Collected data:
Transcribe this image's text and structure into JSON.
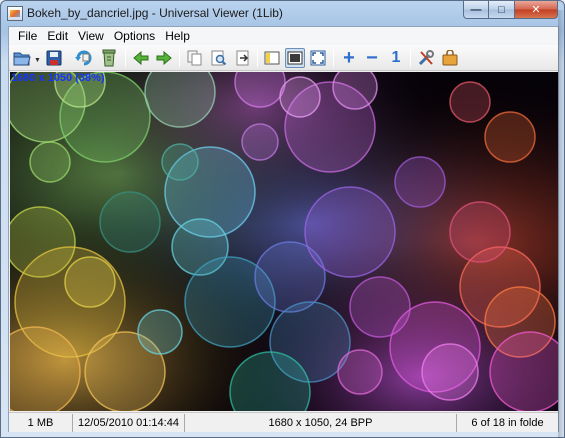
{
  "window": {
    "title": "Bokeh_by_dancriel.jpg - Universal Viewer (1Lib)",
    "minimize_glyph": "—",
    "maximize_glyph": "□",
    "close_glyph": "✕"
  },
  "menu": [
    {
      "label": "File"
    },
    {
      "label": "Edit"
    },
    {
      "label": "View"
    },
    {
      "label": "Options"
    },
    {
      "label": "Help"
    }
  ],
  "toolbar": {
    "icons": [
      "open-folder-icon",
      "save-icon",
      "rotate-icon",
      "recycle-bin-icon",
      "previous-arrow-icon",
      "next-arrow-icon",
      "copy-icon",
      "print-preview-icon",
      "export-icon",
      "thumbnails-panel-icon",
      "fit-window-icon",
      "fullscreen-icon",
      "zoom-in-icon",
      "zoom-out-icon",
      "actual-size-icon",
      "settings-tools-icon",
      "shopping-bag-icon"
    ],
    "zoom_in": "+",
    "zoom_out": "−",
    "actual_size": "1"
  },
  "image": {
    "info": "1680 x 1050 (38%)"
  },
  "status": {
    "size": "1 MB",
    "datetime": "12/05/2010 01:14:44",
    "dimensions": "1680 x 1050, 24 BPP",
    "position": "6 of 18 in folde"
  },
  "colors": {
    "accent_blue": "#2f6fcc",
    "info_text": "#1535ff",
    "close_red": "#c23e23"
  }
}
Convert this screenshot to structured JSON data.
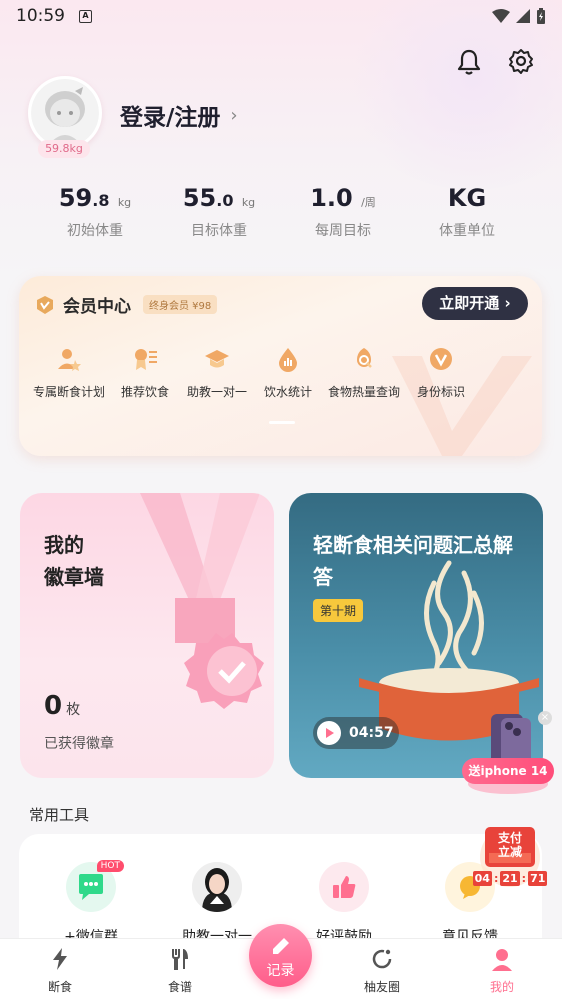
{
  "status": {
    "time": "10:59"
  },
  "profile": {
    "login_label": "登录/注册",
    "weight_tag": "59.8kg"
  },
  "stats": [
    {
      "int": "59",
      "dec": ".8",
      "unit": "kg",
      "label": "初始体重"
    },
    {
      "int": "55",
      "dec": ".0",
      "unit": "kg",
      "label": "目标体重"
    },
    {
      "int": "1.0",
      "dec": "",
      "unit": "/周",
      "label": "每周目标"
    },
    {
      "int": "KG",
      "dec": "",
      "unit": "",
      "label": "体重单位"
    }
  ],
  "member": {
    "title": "会员中心",
    "tag": "终身会员 ¥98",
    "button": "立即开通",
    "items": [
      "专属断食计划",
      "推荐饮食",
      "助教一对一",
      "饮水统计",
      "食物热量查询",
      "身份标识"
    ]
  },
  "badge_card": {
    "title_line1": "我的",
    "title_line2": "徽章墙",
    "count": "0",
    "count_unit": "枚",
    "subtitle": "已获得徽章"
  },
  "qa_card": {
    "title": "轻断食相关问题汇总解答",
    "episode": "第十期",
    "duration": "04:57"
  },
  "promo": {
    "label": "送iphone 14"
  },
  "pay_widget": {
    "line1": "支付",
    "line2": "立减",
    "countdown": [
      "04",
      "21",
      "71"
    ]
  },
  "tools": {
    "title": "常用工具",
    "items": [
      {
        "label": "+微信群",
        "hot": "HOT"
      },
      {
        "label": "助教一对一"
      },
      {
        "label": "好评鼓励"
      },
      {
        "label": "意见反馈"
      }
    ]
  },
  "nav": {
    "items": [
      "断食",
      "食谱",
      "记录",
      "柚友圈",
      "我的"
    ],
    "active": "我的"
  },
  "colors": {
    "accent": "#ff6f8f",
    "dark_button": "#2f3143",
    "member_tag": "#b0793f"
  }
}
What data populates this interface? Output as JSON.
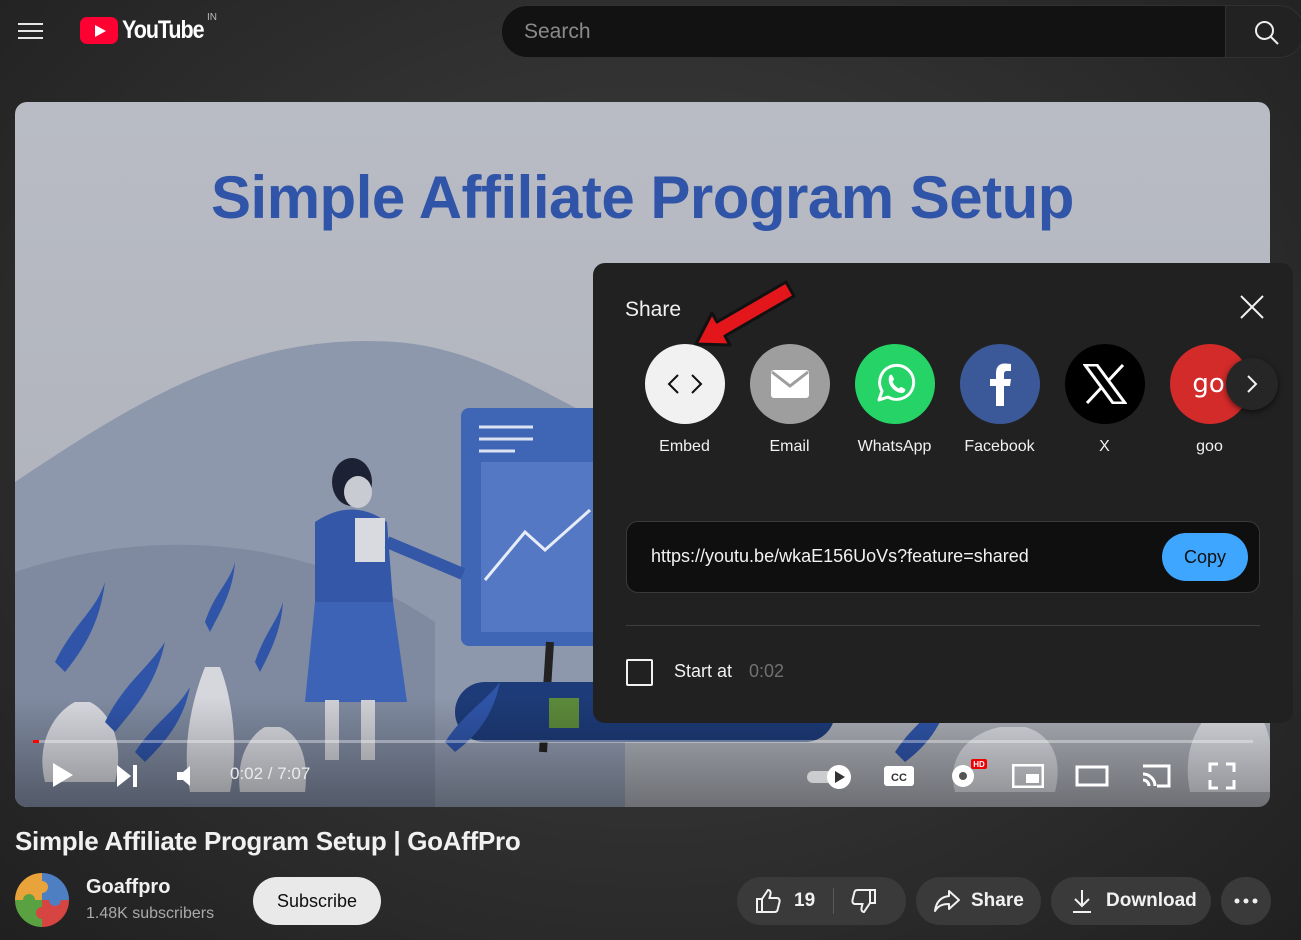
{
  "header": {
    "logo_text": "YouTube",
    "region": "IN",
    "search_placeholder": "Search"
  },
  "video": {
    "thumbnail_title": "Simple Affiliate Program Setup",
    "time": "0:02 / 7:07",
    "progress": 0.005
  },
  "watch": {
    "title": "Simple Affiliate Program Setup | GoAffPro",
    "channel_name": "Goaffpro",
    "subscribers": "1.48K subscribers",
    "subscribe_label": "Subscribe",
    "like_count": "19",
    "share_label": "Share",
    "download_label": "Download"
  },
  "share_dialog": {
    "title": "Share",
    "targets": [
      {
        "label": "Embed",
        "icon": "code-icon",
        "color": "#f1f1f1"
      },
      {
        "label": "Email",
        "icon": "mail-icon",
        "color": "#9e9e9e"
      },
      {
        "label": "WhatsApp",
        "icon": "whatsapp-icon",
        "color": "#25d366"
      },
      {
        "label": "Facebook",
        "icon": "facebook-icon",
        "color": "#3b5998"
      },
      {
        "label": "X",
        "icon": "x-icon",
        "color": "#000000"
      },
      {
        "label": "goo",
        "icon": "goo-icon",
        "color": "#d32a2a",
        "icon_text": "goo"
      }
    ],
    "url": "https://youtu.be/wkaE156UoVs?feature=shared",
    "copy_label": "Copy",
    "start_at_label": "Start at",
    "start_at_time": "0:02",
    "start_at_checked": false
  },
  "colors": {
    "accent": "#3ea6ff",
    "youtube_red": "#ff0033",
    "annotation_arrow": "#e3161c"
  }
}
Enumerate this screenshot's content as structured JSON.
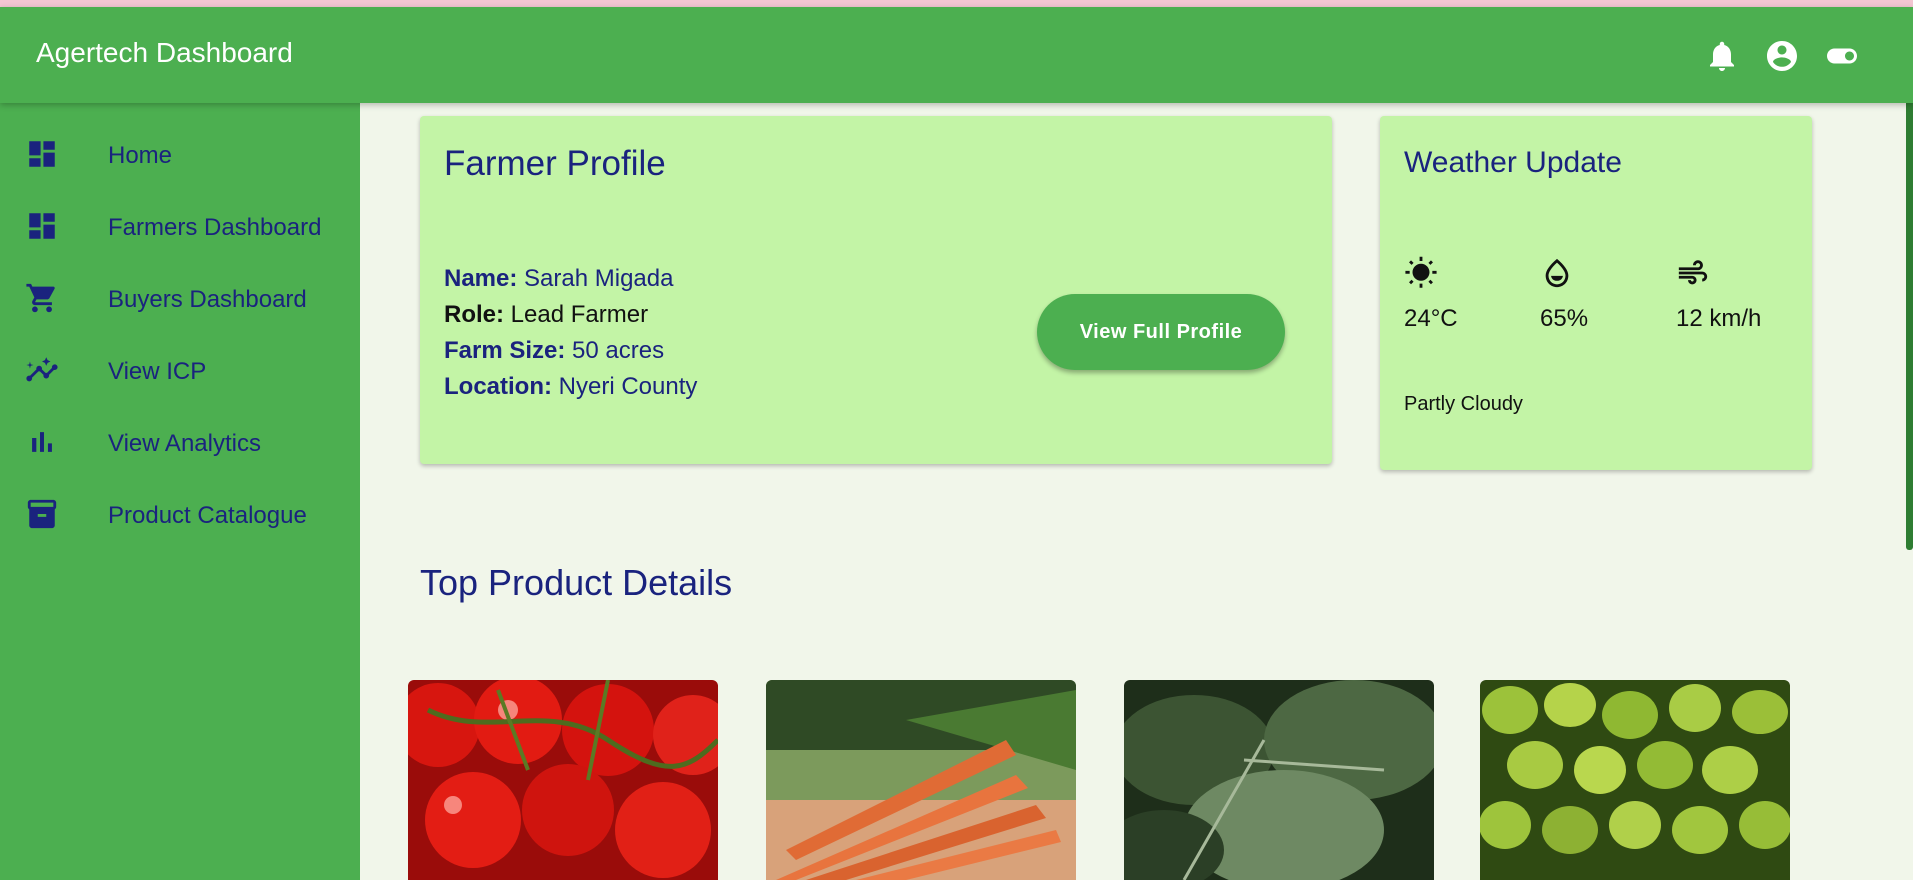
{
  "app_bar": {
    "title": "Agertech Dashboard",
    "icons": [
      "notifications-icon",
      "account-circle-icon",
      "toggle-icon"
    ]
  },
  "sidebar": {
    "items": [
      {
        "label": "Home",
        "icon": "dashboard-icon"
      },
      {
        "label": "Farmers Dashboard",
        "icon": "dashboard-icon"
      },
      {
        "label": "Buyers Dashboard",
        "icon": "shopping-cart-icon"
      },
      {
        "label": "View ICP",
        "icon": "insights-icon"
      },
      {
        "label": "View Analytics",
        "icon": "bar-chart-icon"
      },
      {
        "label": "Product Catalogue",
        "icon": "archive-icon"
      }
    ]
  },
  "profile": {
    "title": "Farmer Profile",
    "name_label": "Name:",
    "name": "Sarah Migada",
    "role_label": "Role:",
    "role": "Lead Farmer",
    "farm_size_label": "Farm Size:",
    "farm_size": "50 acres",
    "location_label": "Location:",
    "location": "Nyeri County",
    "button_label": "View Full Profile"
  },
  "weather": {
    "title": "Weather Update",
    "temperature": "24°C",
    "humidity": "65%",
    "wind": "12 km/h",
    "condition": "Partly Cloudy",
    "icons": [
      "sun-icon",
      "water-drop-icon",
      "wind-icon"
    ]
  },
  "products": {
    "title": "Top Product Details",
    "items": [
      {
        "image": "tomatoes-image"
      },
      {
        "image": "carrots-image"
      },
      {
        "image": "spinach-image"
      },
      {
        "image": "avocados-image"
      }
    ]
  },
  "colors": {
    "primary_green": "#4caf50",
    "card_green": "#c3f4a6",
    "text_navy": "#1a237e",
    "background": "#f1f6ea"
  }
}
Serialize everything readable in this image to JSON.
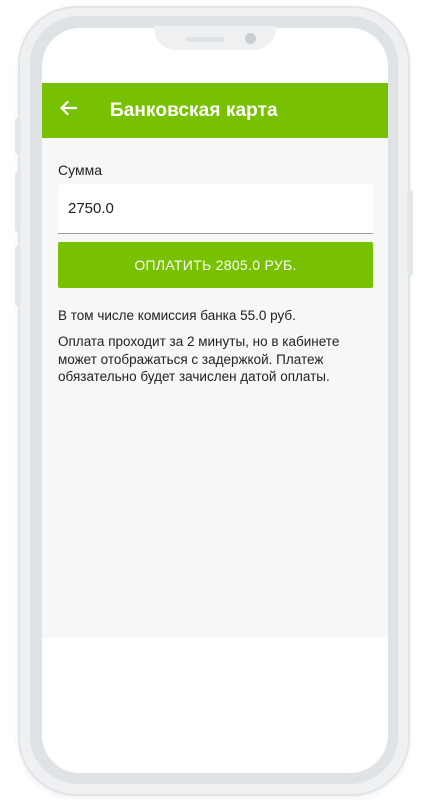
{
  "app_bar": {
    "title": "Банковская карта",
    "back_icon": "arrow-left-icon",
    "color": "#78c100"
  },
  "form": {
    "amount_label": "Сумма",
    "amount_value": "2750.0",
    "pay_button_label": "ОПЛАТИТЬ 2805.0 РУБ."
  },
  "info": {
    "commission": "В том числе комиссия банка 55.0 руб.",
    "notice": "Оплата проходит за 2 минуты, но в кабинете может отображаться с задержкой. Платеж обязательно будет зачислен датой оплаты."
  }
}
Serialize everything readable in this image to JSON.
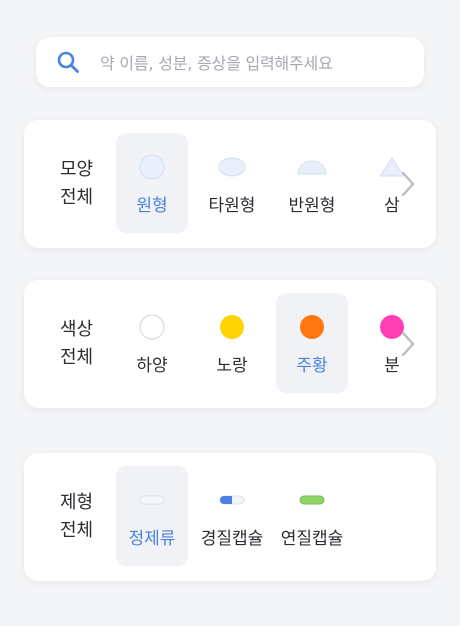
{
  "search": {
    "placeholder": "약 이름, 성분, 증상을 입력해주세요"
  },
  "shape": {
    "title_line1": "모양",
    "title_line2": "전체",
    "options": [
      {
        "label": "원형",
        "selected": true
      },
      {
        "label": "타원형",
        "selected": false
      },
      {
        "label": "반원형",
        "selected": false
      },
      {
        "label": "삼",
        "selected": false
      }
    ]
  },
  "color": {
    "title_line1": "색상",
    "title_line2": "전체",
    "options": [
      {
        "label": "하양",
        "swatch": "#ffffff",
        "selected": false
      },
      {
        "label": "노랑",
        "swatch": "#ffd400",
        "selected": false
      },
      {
        "label": "주황",
        "swatch": "#ff7710",
        "selected": true
      },
      {
        "label": "분",
        "swatch": "#ff3fb4",
        "selected": false
      }
    ]
  },
  "form": {
    "title_line1": "제형",
    "title_line2": "전체",
    "options": [
      {
        "label": "정제류",
        "selected": true
      },
      {
        "label": "경질캡슐",
        "selected": false
      },
      {
        "label": "연질캡슐",
        "selected": false
      }
    ]
  },
  "colors": {
    "accent": "#4a82e0",
    "text": "#2b2d33",
    "placeholder": "#a6a9b1",
    "selected_bg": "#f1f2f5"
  }
}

:: WHAT YOU SHOULD DO ::
Filter the listing above by the word "Simple"; copy each line that passes.

:: THE RESPONSE ::
    "thumbnail_title": "Simple Affiliate Program Setup",
    "title": "Simple Affiliate Program Setup | GoAffPro",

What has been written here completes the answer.